◆ BRIEF
The data must be returned in full and exactly as given.

[Extracts from a graphics dataset]
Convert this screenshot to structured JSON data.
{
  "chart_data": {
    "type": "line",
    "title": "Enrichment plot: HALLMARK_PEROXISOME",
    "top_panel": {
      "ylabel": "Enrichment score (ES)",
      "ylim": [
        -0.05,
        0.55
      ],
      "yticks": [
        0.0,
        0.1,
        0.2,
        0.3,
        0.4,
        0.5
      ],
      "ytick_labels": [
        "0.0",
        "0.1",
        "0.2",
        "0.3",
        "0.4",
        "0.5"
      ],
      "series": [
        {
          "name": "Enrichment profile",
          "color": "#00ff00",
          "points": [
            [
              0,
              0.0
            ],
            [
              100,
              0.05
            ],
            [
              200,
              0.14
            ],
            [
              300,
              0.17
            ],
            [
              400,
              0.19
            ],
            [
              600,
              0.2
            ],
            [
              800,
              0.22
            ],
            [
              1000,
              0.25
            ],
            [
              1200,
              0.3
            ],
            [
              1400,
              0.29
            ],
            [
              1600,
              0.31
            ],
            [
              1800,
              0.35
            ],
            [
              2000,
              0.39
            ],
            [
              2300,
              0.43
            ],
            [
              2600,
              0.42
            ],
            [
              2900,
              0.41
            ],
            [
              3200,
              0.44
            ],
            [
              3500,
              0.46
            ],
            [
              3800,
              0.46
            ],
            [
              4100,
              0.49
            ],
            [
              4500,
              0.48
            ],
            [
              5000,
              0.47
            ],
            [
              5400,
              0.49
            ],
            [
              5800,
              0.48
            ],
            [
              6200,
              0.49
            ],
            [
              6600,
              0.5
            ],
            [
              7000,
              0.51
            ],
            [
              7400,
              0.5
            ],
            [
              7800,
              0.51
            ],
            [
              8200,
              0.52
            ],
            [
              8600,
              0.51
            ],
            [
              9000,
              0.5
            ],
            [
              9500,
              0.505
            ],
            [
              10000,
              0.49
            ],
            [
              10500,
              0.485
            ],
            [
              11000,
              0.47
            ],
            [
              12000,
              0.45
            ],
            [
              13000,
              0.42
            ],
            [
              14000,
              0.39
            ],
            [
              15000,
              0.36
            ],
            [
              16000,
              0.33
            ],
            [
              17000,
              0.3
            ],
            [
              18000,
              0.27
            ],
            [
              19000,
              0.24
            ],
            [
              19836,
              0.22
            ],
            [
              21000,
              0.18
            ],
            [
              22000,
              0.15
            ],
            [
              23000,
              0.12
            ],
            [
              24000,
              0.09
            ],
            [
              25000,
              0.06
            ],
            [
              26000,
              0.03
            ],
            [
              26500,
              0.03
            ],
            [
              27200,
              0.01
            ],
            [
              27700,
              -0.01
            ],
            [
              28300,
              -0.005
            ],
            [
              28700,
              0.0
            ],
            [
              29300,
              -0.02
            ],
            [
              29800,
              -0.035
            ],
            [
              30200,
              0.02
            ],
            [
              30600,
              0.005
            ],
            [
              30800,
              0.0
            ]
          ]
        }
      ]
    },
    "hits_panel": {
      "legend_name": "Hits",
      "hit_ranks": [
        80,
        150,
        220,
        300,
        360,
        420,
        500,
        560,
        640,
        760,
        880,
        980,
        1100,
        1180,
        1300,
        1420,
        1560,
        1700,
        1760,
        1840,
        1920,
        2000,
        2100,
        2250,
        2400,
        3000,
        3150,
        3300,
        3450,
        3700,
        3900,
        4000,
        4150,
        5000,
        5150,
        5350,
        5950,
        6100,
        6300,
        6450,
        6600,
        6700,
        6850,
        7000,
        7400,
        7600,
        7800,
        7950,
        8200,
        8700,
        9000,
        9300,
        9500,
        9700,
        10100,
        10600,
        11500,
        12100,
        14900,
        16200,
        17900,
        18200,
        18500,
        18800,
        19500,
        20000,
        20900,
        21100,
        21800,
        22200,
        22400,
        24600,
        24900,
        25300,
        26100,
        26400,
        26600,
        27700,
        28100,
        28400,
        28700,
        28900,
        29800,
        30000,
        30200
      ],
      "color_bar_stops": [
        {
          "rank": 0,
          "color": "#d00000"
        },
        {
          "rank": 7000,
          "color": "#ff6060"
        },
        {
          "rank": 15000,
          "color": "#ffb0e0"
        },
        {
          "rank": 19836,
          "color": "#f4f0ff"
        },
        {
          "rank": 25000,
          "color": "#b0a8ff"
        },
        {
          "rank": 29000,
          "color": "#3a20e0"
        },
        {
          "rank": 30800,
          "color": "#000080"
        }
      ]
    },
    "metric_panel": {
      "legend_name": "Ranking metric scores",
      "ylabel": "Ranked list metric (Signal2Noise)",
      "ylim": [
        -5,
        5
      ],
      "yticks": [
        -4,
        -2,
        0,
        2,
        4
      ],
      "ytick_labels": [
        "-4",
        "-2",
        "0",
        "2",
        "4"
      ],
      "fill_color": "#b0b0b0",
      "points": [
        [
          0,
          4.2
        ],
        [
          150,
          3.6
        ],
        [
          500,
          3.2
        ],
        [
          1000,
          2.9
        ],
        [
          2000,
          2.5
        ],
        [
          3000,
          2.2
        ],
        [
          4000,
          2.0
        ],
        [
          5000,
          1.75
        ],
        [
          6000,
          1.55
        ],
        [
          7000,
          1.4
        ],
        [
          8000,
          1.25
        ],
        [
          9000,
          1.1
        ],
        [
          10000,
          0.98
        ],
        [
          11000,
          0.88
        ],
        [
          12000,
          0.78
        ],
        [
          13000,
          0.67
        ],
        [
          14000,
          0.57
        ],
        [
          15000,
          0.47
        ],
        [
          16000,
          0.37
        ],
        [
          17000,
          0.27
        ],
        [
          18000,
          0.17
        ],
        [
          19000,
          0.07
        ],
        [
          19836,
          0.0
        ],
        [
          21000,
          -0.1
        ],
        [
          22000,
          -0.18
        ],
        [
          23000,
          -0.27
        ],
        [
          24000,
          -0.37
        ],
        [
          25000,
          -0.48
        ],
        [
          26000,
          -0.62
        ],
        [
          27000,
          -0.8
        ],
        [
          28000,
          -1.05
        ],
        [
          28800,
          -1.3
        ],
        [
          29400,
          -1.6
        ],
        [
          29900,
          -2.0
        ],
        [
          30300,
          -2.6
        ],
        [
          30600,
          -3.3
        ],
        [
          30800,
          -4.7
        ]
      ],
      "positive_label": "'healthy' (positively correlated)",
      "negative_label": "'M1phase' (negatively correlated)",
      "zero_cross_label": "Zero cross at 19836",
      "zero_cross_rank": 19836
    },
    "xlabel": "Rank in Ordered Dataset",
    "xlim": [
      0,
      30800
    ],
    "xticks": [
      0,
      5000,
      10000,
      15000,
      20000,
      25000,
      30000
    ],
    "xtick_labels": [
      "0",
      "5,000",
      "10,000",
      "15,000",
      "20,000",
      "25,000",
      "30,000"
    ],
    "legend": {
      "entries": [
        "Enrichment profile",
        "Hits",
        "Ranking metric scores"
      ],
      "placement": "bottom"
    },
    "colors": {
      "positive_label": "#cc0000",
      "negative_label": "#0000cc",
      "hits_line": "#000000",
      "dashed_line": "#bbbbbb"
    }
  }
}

◆ ANSWER BELOW
Convert this screenshot to structured JSON data.
{
  "chart_data": {
    "type": "line",
    "title": "Enrichment plot: HALLMARK_PEROXISOME",
    "top_panel": {
      "ylabel": "Enrichment score (ES)",
      "ylim": [
        -0.05,
        0.55
      ],
      "yticks": [
        0.0,
        0.1,
        0.2,
        0.3,
        0.4,
        0.5
      ],
      "ytick_labels": [
        "0.0",
        "0.1",
        "0.2",
        "0.3",
        "0.4",
        "0.5"
      ],
      "series": [
        {
          "name": "Enrichment profile",
          "color": "#00ff00",
          "points": [
            [
              0,
              0.0
            ],
            [
              100,
              0.05
            ],
            [
              200,
              0.14
            ],
            [
              300,
              0.17
            ],
            [
              400,
              0.19
            ],
            [
              600,
              0.2
            ],
            [
              800,
              0.22
            ],
            [
              1000,
              0.25
            ],
            [
              1200,
              0.3
            ],
            [
              1400,
              0.29
            ],
            [
              1600,
              0.31
            ],
            [
              1800,
              0.35
            ],
            [
              2000,
              0.39
            ],
            [
              2300,
              0.43
            ],
            [
              2600,
              0.42
            ],
            [
              2900,
              0.41
            ],
            [
              3200,
              0.44
            ],
            [
              3500,
              0.46
            ],
            [
              3800,
              0.46
            ],
            [
              4100,
              0.49
            ],
            [
              4500,
              0.48
            ],
            [
              5000,
              0.47
            ],
            [
              5400,
              0.49
            ],
            [
              5800,
              0.48
            ],
            [
              6200,
              0.49
            ],
            [
              6600,
              0.5
            ],
            [
              7000,
              0.51
            ],
            [
              7400,
              0.5
            ],
            [
              7800,
              0.51
            ],
            [
              8200,
              0.52
            ],
            [
              8600,
              0.51
            ],
            [
              9000,
              0.5
            ],
            [
              9500,
              0.505
            ],
            [
              10000,
              0.49
            ],
            [
              10500,
              0.485
            ],
            [
              11000,
              0.47
            ],
            [
              12000,
              0.45
            ],
            [
              13000,
              0.42
            ],
            [
              14000,
              0.39
            ],
            [
              15000,
              0.36
            ],
            [
              16000,
              0.33
            ],
            [
              17000,
              0.3
            ],
            [
              18000,
              0.27
            ],
            [
              19000,
              0.24
            ],
            [
              19836,
              0.22
            ],
            [
              21000,
              0.18
            ],
            [
              22000,
              0.15
            ],
            [
              23000,
              0.12
            ],
            [
              24000,
              0.09
            ],
            [
              25000,
              0.06
            ],
            [
              26000,
              0.03
            ],
            [
              26500,
              0.03
            ],
            [
              27200,
              0.01
            ],
            [
              27700,
              -0.01
            ],
            [
              28300,
              -0.005
            ],
            [
              28700,
              0.0
            ],
            [
              29300,
              -0.02
            ],
            [
              29800,
              -0.035
            ],
            [
              30200,
              0.02
            ],
            [
              30600,
              0.005
            ],
            [
              30800,
              0.0
            ]
          ]
        }
      ]
    },
    "hits_panel": {
      "legend_name": "Hits",
      "hit_ranks": [
        80,
        150,
        220,
        300,
        360,
        420,
        500,
        560,
        640,
        760,
        880,
        980,
        1100,
        1180,
        1300,
        1420,
        1560,
        1700,
        1760,
        1840,
        1920,
        2000,
        2100,
        2250,
        2400,
        3000,
        3150,
        3300,
        3450,
        3700,
        3900,
        4000,
        4150,
        5000,
        5150,
        5350,
        5950,
        6100,
        6300,
        6450,
        6600,
        6700,
        6850,
        7000,
        7400,
        7600,
        7800,
        7950,
        8200,
        8700,
        9000,
        9300,
        9500,
        9700,
        10100,
        10600,
        11500,
        12100,
        14900,
        16200,
        17900,
        18200,
        18500,
        18800,
        19500,
        20000,
        20900,
        21100,
        21800,
        22200,
        22400,
        24600,
        24900,
        25300,
        26100,
        26400,
        26600,
        27700,
        28100,
        28400,
        28700,
        28900,
        29800,
        30000,
        30200
      ],
      "color_bar_stops": [
        {
          "rank": 0,
          "color": "#d00000"
        },
        {
          "rank": 7000,
          "color": "#ff6060"
        },
        {
          "rank": 15000,
          "color": "#ffb0e0"
        },
        {
          "rank": 19836,
          "color": "#f4f0ff"
        },
        {
          "rank": 25000,
          "color": "#b0a8ff"
        },
        {
          "rank": 29000,
          "color": "#3a20e0"
        },
        {
          "rank": 30800,
          "color": "#000080"
        }
      ]
    },
    "metric_panel": {
      "legend_name": "Ranking metric scores",
      "ylabel": "Ranked list metric (Signal2Noise)",
      "ylim": [
        -5,
        5
      ],
      "yticks": [
        -4,
        -2,
        0,
        2,
        4
      ],
      "ytick_labels": [
        "-4",
        "-2",
        "0",
        "2",
        "4"
      ],
      "fill_color": "#b0b0b0",
      "points": [
        [
          0,
          4.2
        ],
        [
          150,
          3.6
        ],
        [
          500,
          3.2
        ],
        [
          1000,
          2.9
        ],
        [
          2000,
          2.5
        ],
        [
          3000,
          2.2
        ],
        [
          4000,
          2.0
        ],
        [
          5000,
          1.75
        ],
        [
          6000,
          1.55
        ],
        [
          7000,
          1.4
        ],
        [
          8000,
          1.25
        ],
        [
          9000,
          1.1
        ],
        [
          10000,
          0.98
        ],
        [
          11000,
          0.88
        ],
        [
          12000,
          0.78
        ],
        [
          13000,
          0.67
        ],
        [
          14000,
          0.57
        ],
        [
          15000,
          0.47
        ],
        [
          16000,
          0.37
        ],
        [
          17000,
          0.27
        ],
        [
          18000,
          0.17
        ],
        [
          19000,
          0.07
        ],
        [
          19836,
          0.0
        ],
        [
          21000,
          -0.1
        ],
        [
          22000,
          -0.18
        ],
        [
          23000,
          -0.27
        ],
        [
          24000,
          -0.37
        ],
        [
          25000,
          -0.48
        ],
        [
          26000,
          -0.62
        ],
        [
          27000,
          -0.8
        ],
        [
          28000,
          -1.05
        ],
        [
          28800,
          -1.3
        ],
        [
          29400,
          -1.6
        ],
        [
          29900,
          -2.0
        ],
        [
          30300,
          -2.6
        ],
        [
          30600,
          -3.3
        ],
        [
          30800,
          -4.7
        ]
      ],
      "positive_label": "'healthy' (positively correlated)",
      "negative_label": "'M1phase' (negatively correlated)",
      "zero_cross_label": "Zero cross at 19836",
      "zero_cross_rank": 19836
    },
    "xlabel": "Rank in Ordered Dataset",
    "xlim": [
      0,
      30800
    ],
    "xticks": [
      0,
      5000,
      10000,
      15000,
      20000,
      25000,
      30000
    ],
    "xtick_labels": [
      "0",
      "5,000",
      "10,000",
      "15,000",
      "20,000",
      "25,000",
      "30,000"
    ],
    "legend": {
      "entries": [
        "Enrichment profile",
        "Hits",
        "Ranking metric scores"
      ],
      "placement": "bottom"
    },
    "colors": {
      "positive_label": "#cc0000",
      "negative_label": "#0000cc",
      "hits_line": "#000000",
      "dashed_line": "#bbbbbb"
    }
  }
}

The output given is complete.